*Alıntı metin*:
»»

Mevcut nimetleri görmeyip, şükründe bulunmadık, elimizden alınmasına sebep olduk ve olmaktayız.

Toplumun kıblesi ve yörüngesi değiştirilmeye çalışılıyor.

Toplumun seçim ve iktidar uğruna fabrika ayarlarıyla oynanıyor.

Toplumun hassas olduğu, aslında hassas kılındığı ve kıble ettirilen midesine dokunuluyor.

Geçmişi görmeyen ve bilmeyen bir insan, günü ve geleceği anlayamaz.

Güne odaklandırıldık.

Günü kurtarmaya yönlendirildik.

Rektifiye edilmeye ihtiyacımız var.

Önümüzde sonsuz bir hayat var.

Orayı kazanmak da kaybetmekte burada gerçekleşecektir.

Madde uğruna, geçici menfaatler uğruna ebedi hayat kazanılmamalı, kaybedilmemelidir.

Kıssadan Hisse:

“Yaşlı bir adam ihtiyar devesiyle her zamanki gibi yollardaydı. Yorulunca bir ağacın altına yanaştı, devesi bir yana kendi bir yana uzandılar.

Yaşlı adam düşüncelere daldı. Ömrünce yaşadıkları gözünün önünden geçti… Devesiyle birlikte ne kadar zorluklara katlanmışlardı. Zaman nasıl da gelip geçmiş, devesi de kendisi de ihtiyarlamıştı.

Adam devesine bakarak konuşmaya başladı:

“Ey benim sadık yoldaşım! Bak ikimiz de yaşlandık… Seninle bunca yıldır birlikteyiz, benim çok kahrımı çektin; acı tatlı anlarımız oldu. Sana eziyet ettim, zaman oldu aç bıraktım, zaman oldu ağır yükler yükledim, hatta gün geldi seni hırpaladım… Ama üzgünüm. Gel seninle helâlleşelim. Ne olur bana haklarını helâl et!”

««

*Kısa görev*:
Yukarıdaki alıntı metinden "Toplumun kıblesi ve" ifadesinden başlayıp "edilmeye ihtiyacımız var." ifadesine kadar olan kısmı, bu son ifade de dahil olmak üzere aynen kopyalayın.

*Verilen bilgiler*:
»»

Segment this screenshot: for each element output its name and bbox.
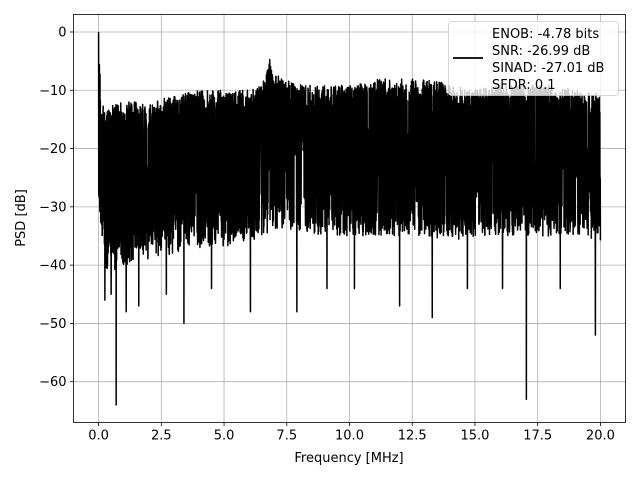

««

*Tamamlanan görev*:
Toplumun kıblesi ve yörüngesi değiştirilmeye çalışılıyor.

Toplumun seçim ve iktidar uğruna fabrika ayarlarıyla oynanıyor.

Toplumun hassas olduğu, aslında hassas kılındığı ve kıble ettirilen midesine dokunuluyor.

Geçmişi görmeyen ve bilmeyen bir insan, günü ve geleceği anlayamaz.

Güne odaklandırıldık.

Günü kurtarmaya yönlendirildik.

Rektifiye edilmeye ihtiyacımız var.